— Supplied material —
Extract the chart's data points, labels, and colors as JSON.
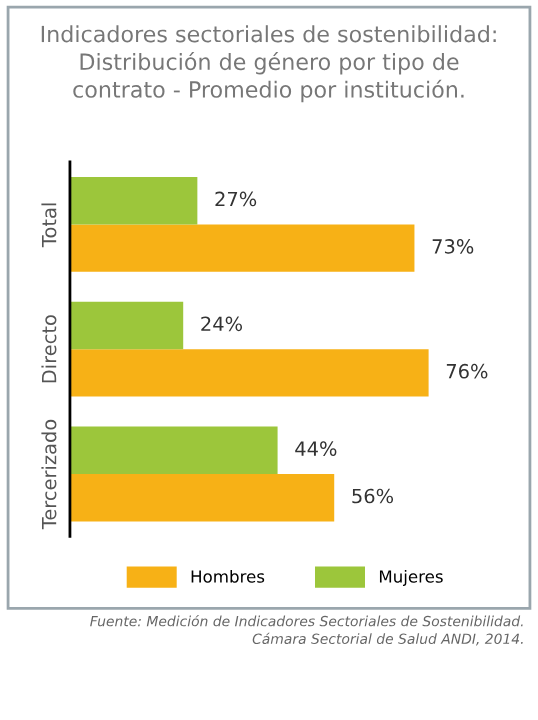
{
  "chart_data": {
    "type": "bar",
    "orientation": "horizontal",
    "title": "Indicadores sectoriales de sostenibilidad:\nDistribución de género por tipo de\ncontrato - Promedio por institución.",
    "categories": [
      "Total",
      "Directo",
      "Tercerizado"
    ],
    "series": [
      {
        "name": "Hombres",
        "color": "#f7b116",
        "values": [
          73,
          76,
          56
        ],
        "value_labels": [
          "73%",
          "76%",
          "56%"
        ]
      },
      {
        "name": "Mujeres",
        "color": "#9cc63b",
        "values": [
          27,
          24,
          44
        ],
        "value_labels": [
          "27%",
          "24%",
          "44%"
        ]
      }
    ],
    "legend": "bottom",
    "grid": false,
    "tick_labels": "y",
    "annotations": [
      "Fuente: Medición de Indicadores Sectoriales de Sostenibilidad.\nCámara Sectorial de Salud ANDI, 2014."
    ]
  }
}
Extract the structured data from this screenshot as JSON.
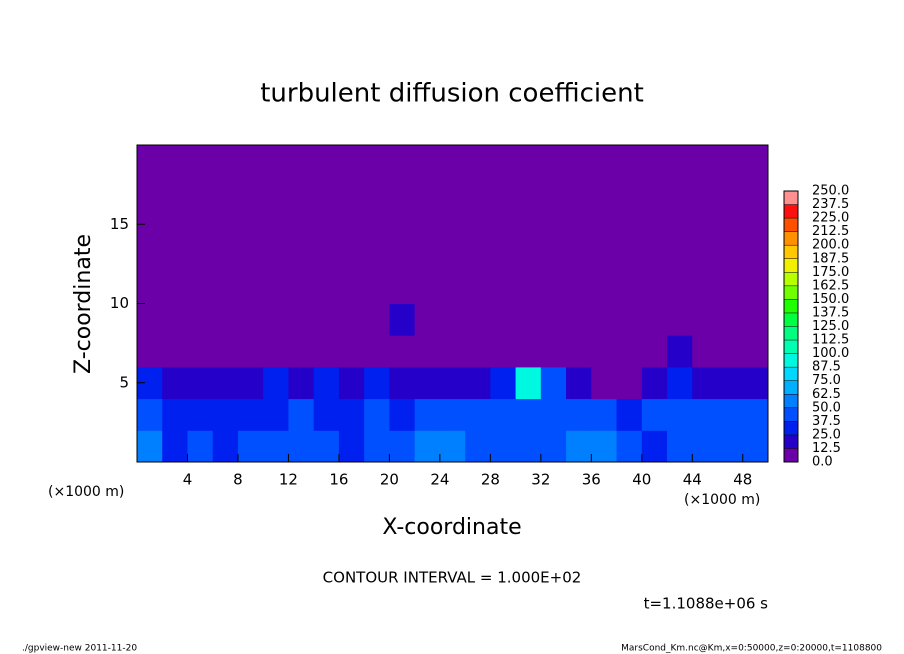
{
  "chart_data": {
    "type": "heatmap",
    "title": "turbulent diffusion coefficient",
    "xlabel": "X-coordinate",
    "ylabel": "Z-coordinate",
    "xunit": "(×1000 m)",
    "yunit": "(×1000 m)",
    "xlim": [
      0,
      50
    ],
    "ylim": [
      0,
      20
    ],
    "xticks": [
      4,
      8,
      12,
      16,
      20,
      24,
      28,
      32,
      36,
      40,
      44,
      48
    ],
    "yticks": [
      5,
      10,
      15
    ],
    "annotation": "CONTOUR INTERVAL = 1.000E+02",
    "time": "t=1.1088e+06 s",
    "footer_left": "./gpview-new  2011-11-20",
    "footer_right": "MarsCond_Km.nc@Km,x=0:50000,z=0:20000,t=1108800",
    "levels": [
      {
        "value": 0,
        "label": "0.0"
      },
      {
        "value": 12.5,
        "label": "12.5"
      },
      {
        "value": 25,
        "label": "25.0"
      },
      {
        "value": 37.5,
        "label": "37.5"
      },
      {
        "value": 50,
        "label": "50.0"
      },
      {
        "value": 62.5,
        "label": "62.5"
      },
      {
        "value": 75,
        "label": "75.0"
      },
      {
        "value": 87.5,
        "label": "87.5"
      },
      {
        "value": 100,
        "label": "100.0"
      },
      {
        "value": 112.5,
        "label": "112.5"
      },
      {
        "value": 125,
        "label": "125.0"
      },
      {
        "value": 137.5,
        "label": "137.5"
      },
      {
        "value": 150,
        "label": "150.0"
      },
      {
        "value": 162.5,
        "label": "162.5"
      },
      {
        "value": 175,
        "label": "175.0"
      },
      {
        "value": 187.5,
        "label": "187.5"
      },
      {
        "value": 200,
        "label": "200.0"
      },
      {
        "value": 212.5,
        "label": "212.5"
      },
      {
        "value": 225,
        "label": "225.0"
      },
      {
        "value": 237.5,
        "label": "237.5"
      },
      {
        "value": 250,
        "label": "250.0"
      }
    ],
    "colors": [
      "#6c00a8",
      "#2400c8",
      "#0020f0",
      "#0050ff",
      "#0080ff",
      "#00b0ff",
      "#00d8ff",
      "#00f8e0",
      "#00ffb0",
      "#00ff80",
      "#00ff40",
      "#20ff00",
      "#70ff00",
      "#b8ff00",
      "#f0f000",
      "#ffc800",
      "#ff9000",
      "#ff5000",
      "#ff1010",
      "#ff9090"
    ],
    "z": [
      [
        50,
        37,
        40,
        35,
        40,
        45,
        38,
        40,
        37,
        42,
        45,
        55,
        62,
        45,
        42,
        40,
        45,
        50,
        55,
        42,
        30,
        45,
        40,
        38,
        40
      ],
      [
        45,
        35,
        30,
        32,
        30,
        35,
        40,
        35,
        30,
        38,
        35,
        40,
        45,
        38,
        40,
        45,
        40,
        42,
        40,
        30,
        45,
        40,
        38,
        40,
        40
      ],
      [
        30,
        20,
        15,
        20,
        15,
        25,
        20,
        25,
        20,
        25,
        20,
        15,
        15,
        15,
        30,
        90,
        40,
        15,
        10,
        10,
        20,
        25,
        20,
        20,
        20
      ],
      [
        0,
        0,
        0,
        0,
        0,
        0,
        0,
        0,
        0,
        0,
        0,
        0,
        0,
        0,
        0,
        0,
        0,
        0,
        0,
        0,
        0,
        15,
        0,
        0,
        0
      ],
      [
        0,
        0,
        0,
        0,
        0,
        0,
        0,
        0,
        0,
        0,
        13,
        0,
        0,
        0,
        0,
        0,
        0,
        0,
        0,
        0,
        0,
        0,
        0,
        0,
        0
      ],
      [
        0,
        0,
        0,
        0,
        0,
        0,
        0,
        0,
        0,
        0,
        0,
        0,
        0,
        0,
        0,
        0,
        0,
        0,
        0,
        0,
        0,
        0,
        0,
        0,
        0
      ],
      [
        0,
        0,
        0,
        0,
        0,
        0,
        0,
        0,
        0,
        0,
        0,
        0,
        0,
        0,
        0,
        0,
        0,
        0,
        0,
        0,
        0,
        0,
        0,
        0,
        0
      ],
      [
        0,
        0,
        0,
        0,
        0,
        0,
        0,
        0,
        0,
        0,
        0,
        0,
        0,
        0,
        0,
        0,
        0,
        0,
        0,
        0,
        0,
        0,
        0,
        0,
        0
      ],
      [
        0,
        0,
        0,
        0,
        0,
        0,
        0,
        0,
        0,
        0,
        0,
        0,
        0,
        0,
        0,
        0,
        0,
        0,
        0,
        0,
        0,
        0,
        0,
        0,
        0
      ],
      [
        0,
        0,
        0,
        0,
        0,
        0,
        0,
        0,
        0,
        0,
        0,
        0,
        0,
        0,
        0,
        0,
        0,
        0,
        0,
        0,
        0,
        0,
        0,
        0,
        0
      ]
    ]
  }
}
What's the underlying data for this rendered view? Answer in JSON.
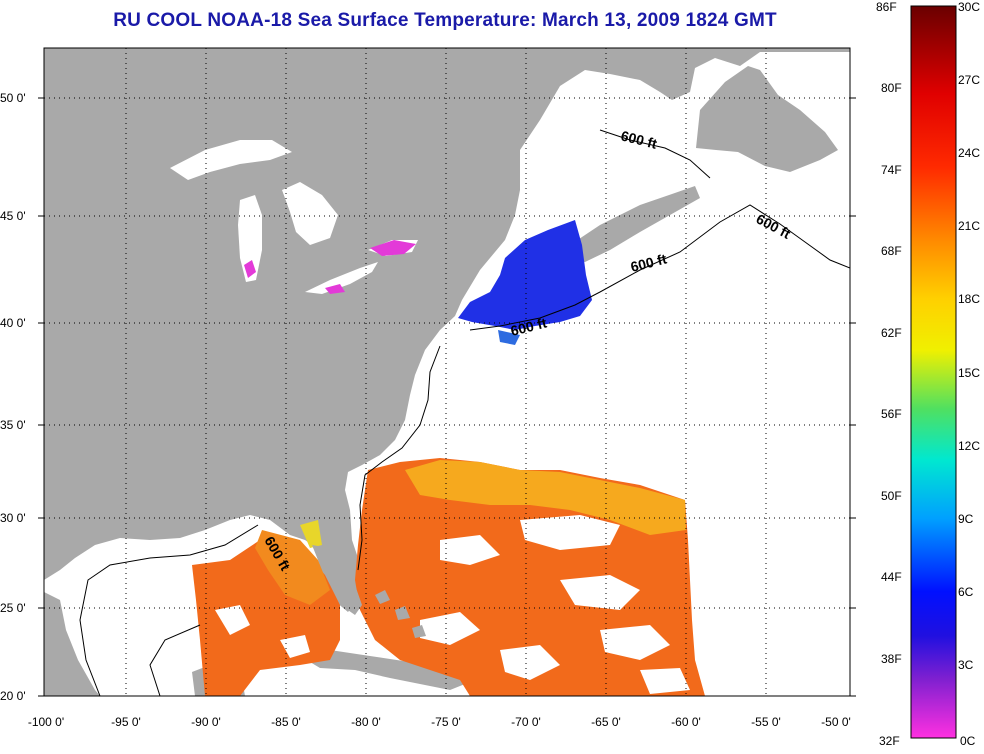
{
  "title": "RU COOL  NOAA-18  Sea Surface Temperature:  March 13, 2009 1824 GMT",
  "map": {
    "lat_labels": [
      "50 0'",
      "45 0'",
      "40 0'",
      "35 0'",
      "30 0'",
      "25 0'",
      "20 0'"
    ],
    "lon_labels": [
      "-100 0'",
      "-95 0'",
      "-90 0'",
      "-85 0'",
      "-80 0'",
      "-75 0'",
      "-70 0'",
      "-65 0'",
      "-60 0'",
      "-55 0'",
      "-50 0'"
    ],
    "isobath_label": "600 ft",
    "colors": {
      "land": "#a9a9a9",
      "ocean_no_data": "#ffffff",
      "warm": "#f26a1b",
      "orange": "#f28a1e",
      "cold": "#2030e6",
      "pink": "#e33ad8"
    }
  },
  "colorbar": {
    "fahrenheit": [
      "86F",
      "80F",
      "74F",
      "68F",
      "62F",
      "56F",
      "50F",
      "44F",
      "38F",
      "32F"
    ],
    "celsius": [
      "30C",
      "27C",
      "24C",
      "21C",
      "18C",
      "15C",
      "12C",
      "9C",
      "6C",
      "3C",
      "0C"
    ]
  }
}
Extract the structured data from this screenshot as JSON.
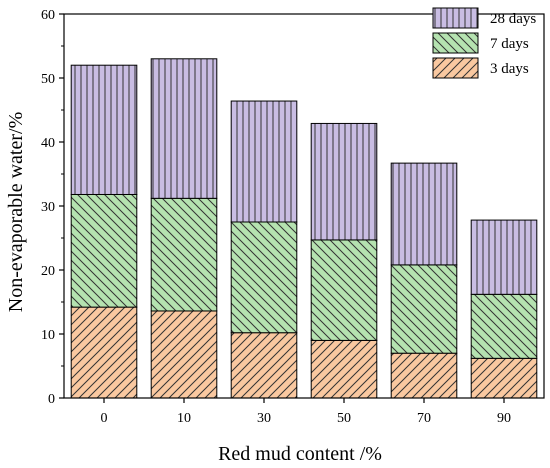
{
  "chart_data": {
    "type": "bar",
    "stacked": true,
    "categories": [
      "0",
      "10",
      "30",
      "50",
      "70",
      "90"
    ],
    "series": [
      {
        "name": "3 days",
        "values": [
          14.2,
          13.6,
          10.2,
          9.0,
          7.0,
          6.2
        ],
        "color": "#f9c8a0",
        "pattern": "diagonal-forward"
      },
      {
        "name": "7 days",
        "values": [
          17.6,
          17.6,
          17.3,
          15.7,
          13.8,
          10.0
        ],
        "color": "#b5e2b0",
        "pattern": "diagonal-back"
      },
      {
        "name": "28 days",
        "values": [
          20.2,
          21.8,
          18.9,
          18.2,
          15.9,
          11.6
        ],
        "color": "#c9bde3",
        "pattern": "vertical"
      }
    ],
    "xlabel": "Red mud content /%",
    "ylabel": "Non-evaporable water/%",
    "ylim": [
      0,
      60
    ],
    "yticks": [
      "0",
      "10",
      "20",
      "30",
      "40",
      "50",
      "60"
    ],
    "grid": false,
    "legend_position": "top-right",
    "legend_order": [
      "28 days",
      "7 days",
      "3 days"
    ]
  }
}
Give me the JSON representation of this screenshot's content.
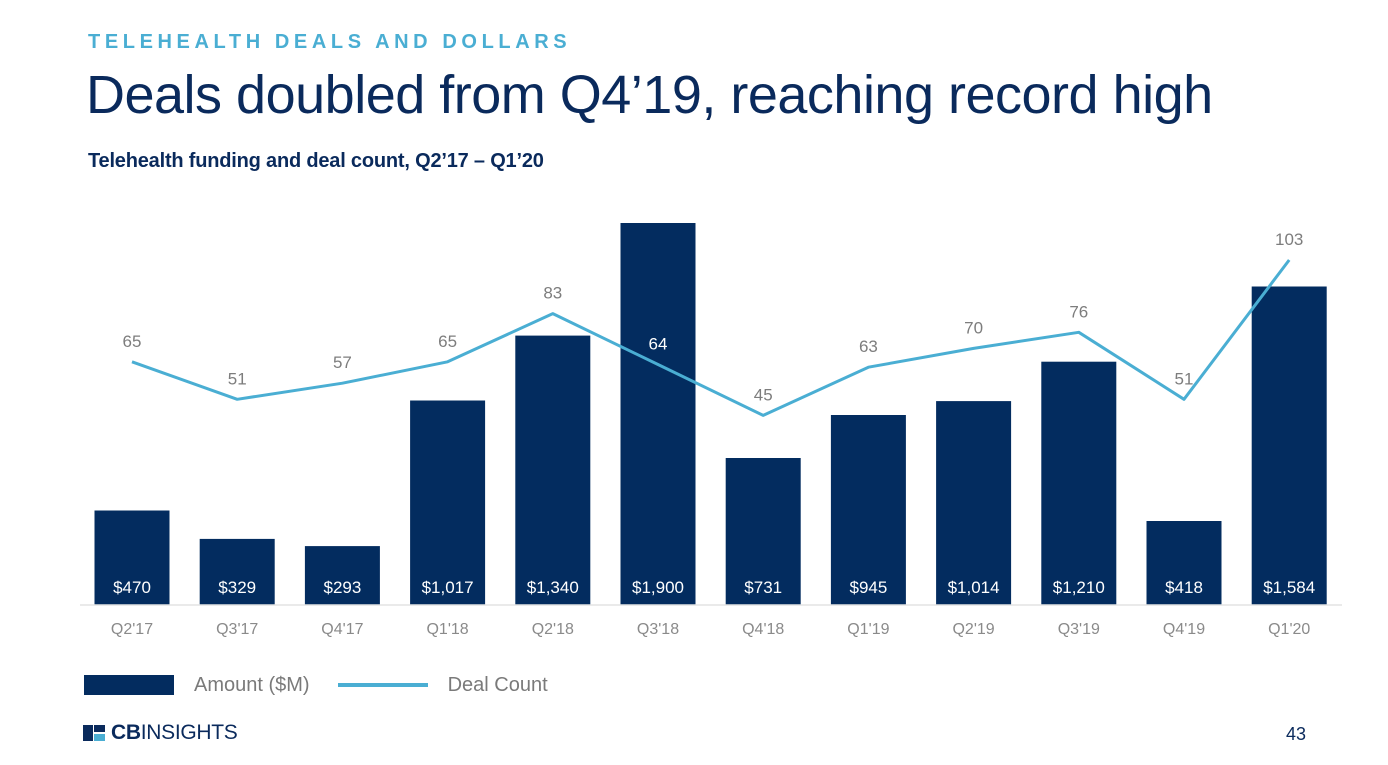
{
  "header": {
    "kicker": "TELEHEALTH DEALS AND DOLLARS",
    "title": "Deals doubled from Q4’19, reaching record high",
    "subtitle": "Telehealth funding and deal count, Q2’17 – Q1’20"
  },
  "chart_data": {
    "type": "bar",
    "categories": [
      "Q2'17",
      "Q3'17",
      "Q4'17",
      "Q1'18",
      "Q2'18",
      "Q3'18",
      "Q4'18",
      "Q1'19",
      "Q2'19",
      "Q3'19",
      "Q4'19",
      "Q1'20"
    ],
    "series": [
      {
        "name": "Amount ($M)",
        "type": "bar",
        "values": [
          470,
          329,
          293,
          1017,
          1340,
          1900,
          731,
          945,
          1014,
          1210,
          418,
          1584
        ],
        "labels": [
          "$470",
          "$329",
          "$293",
          "$1,017",
          "$1,340",
          "$1,900",
          "$731",
          "$945",
          "$1,014",
          "$1,210",
          "$418",
          "$1,584"
        ],
        "color": "#032c5f"
      },
      {
        "name": "Deal Count",
        "type": "line",
        "values": [
          65,
          51,
          57,
          65,
          83,
          64,
          45,
          63,
          70,
          76,
          51,
          103
        ],
        "color": "#4aaed3"
      }
    ],
    "legend_position": "bottom-left",
    "grid": false
  },
  "legend": {
    "amount_label": "Amount ($M)",
    "deal_label": "Deal Count"
  },
  "footer": {
    "logo_bold": "CB",
    "logo_rest": "INSIGHTS",
    "page_number": "43"
  }
}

— Required task —
From the records above, how many lines include the word "bottom"? Only the number is wanted.

— Solution to the exercise —
2